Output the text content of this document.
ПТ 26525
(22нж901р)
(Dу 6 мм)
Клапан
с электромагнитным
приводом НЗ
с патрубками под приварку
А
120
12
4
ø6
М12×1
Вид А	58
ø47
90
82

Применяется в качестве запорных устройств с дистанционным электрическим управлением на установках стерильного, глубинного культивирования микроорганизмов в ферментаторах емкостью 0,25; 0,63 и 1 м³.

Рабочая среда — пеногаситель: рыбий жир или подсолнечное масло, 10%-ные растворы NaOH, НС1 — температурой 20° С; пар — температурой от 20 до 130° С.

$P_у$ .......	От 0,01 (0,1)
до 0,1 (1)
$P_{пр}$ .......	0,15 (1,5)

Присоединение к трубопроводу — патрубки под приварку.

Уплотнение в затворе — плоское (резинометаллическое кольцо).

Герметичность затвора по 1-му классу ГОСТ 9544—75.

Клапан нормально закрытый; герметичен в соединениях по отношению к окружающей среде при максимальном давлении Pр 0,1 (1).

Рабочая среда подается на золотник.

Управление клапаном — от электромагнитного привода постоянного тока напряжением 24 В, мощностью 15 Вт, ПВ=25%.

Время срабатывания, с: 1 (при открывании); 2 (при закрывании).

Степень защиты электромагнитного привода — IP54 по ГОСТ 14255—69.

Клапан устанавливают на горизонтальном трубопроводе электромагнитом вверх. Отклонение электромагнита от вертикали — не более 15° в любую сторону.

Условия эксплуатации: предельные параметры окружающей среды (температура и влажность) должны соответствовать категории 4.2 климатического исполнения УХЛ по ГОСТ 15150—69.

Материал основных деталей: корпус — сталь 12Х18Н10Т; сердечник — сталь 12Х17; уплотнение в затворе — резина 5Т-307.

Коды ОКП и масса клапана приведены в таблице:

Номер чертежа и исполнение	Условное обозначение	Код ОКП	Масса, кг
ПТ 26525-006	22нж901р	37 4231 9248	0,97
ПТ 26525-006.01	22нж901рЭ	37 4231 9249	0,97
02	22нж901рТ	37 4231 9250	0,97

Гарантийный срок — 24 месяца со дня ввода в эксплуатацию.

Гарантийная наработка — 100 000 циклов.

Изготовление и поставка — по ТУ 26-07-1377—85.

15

═══

Restate the records, all of them, precisely as written.

> CORRECT RESULT:
Output the text content of this document.
ПТ 26525
(22нж901р)
(Dу 6 мм)
Клапан
с электромагнитным
приводом НЗ
с патрубками под приварку
А
120
12
4
ø6
М12×1
Вид А	58
ø47
90
82

Применяется в качестве запорных устройств с дистанционным электрическим управлением на установках стерильного, глубинного культивирования микроорганизмов в ферментаторах емкостью 0,25; 0,63 и 1 м³.

Рабочая среда — пеногаситель: рыбий жир или подсолнечное масло, 10%-ные растворы NaOH, НС1 — температурой 20° С; пар — температурой от 20 до 130° С.

$P_у$ .......	От 0,01 (0,1)
до 0,1 (1)
$P_{пр}$ .......	0,15 (1,5)

Присоединение к трубопроводу — патрубки под приварку.

Уплотнение в затворе — плоское (резинометаллическое кольцо).

Герметичность затвора по 1-му классу ГОСТ 9544—75.

Клапан нормально закрытый; герметичен в соединениях по отношению к окружающей среде при максимальном давлении Pр 0,1 (1).

Рабочая среда подается на золотник.

Управление клапаном — от электромагнитного привода постоянного тока напряжением 24 В, мощностью 15 Вт, ПВ=25%.

Время срабатывания, с: 1 (при открывании); 2 (при закрывании).

Степень защиты электромагнитного привода — IP54 по ГОСТ 14255—69.

Клапан устанавливают на горизонтальном трубопроводе электромагнитом вверх. Отклонение электромагнита от вертикали — не более 15° в любую сторону.

Условия эксплуатации: предельные параметры окружающей среды (температура и влажность) должны соответствовать категории 4.2 климатического исполнения УХЛ по ГОСТ 15150—69.

Материал основных деталей: корпус — сталь 12Х18Н10Т; сердечник — сталь 12Х17; уплотнение в затворе — резина 5Т-307.

Коды ОКП и масса клапана приведены в таблице:

Номер чертежа и исполнение	Условное обозначение	Код ОКП	Масса, кг
ПТ 26525-006	22нж901р	37 4231 9248	0,97
ПТ 26525-006.01	22нж901рЭ	37 4231 9249	0,97
02	22нж901рТ	37 4231 9250	0,97

Гарантийный срок — 24 месяца со дня ввода в эксплуатацию.

Гарантийная наработка — 100 000 циклов.

Изготовление и поставка — по ТУ 26-07-1377—85.

15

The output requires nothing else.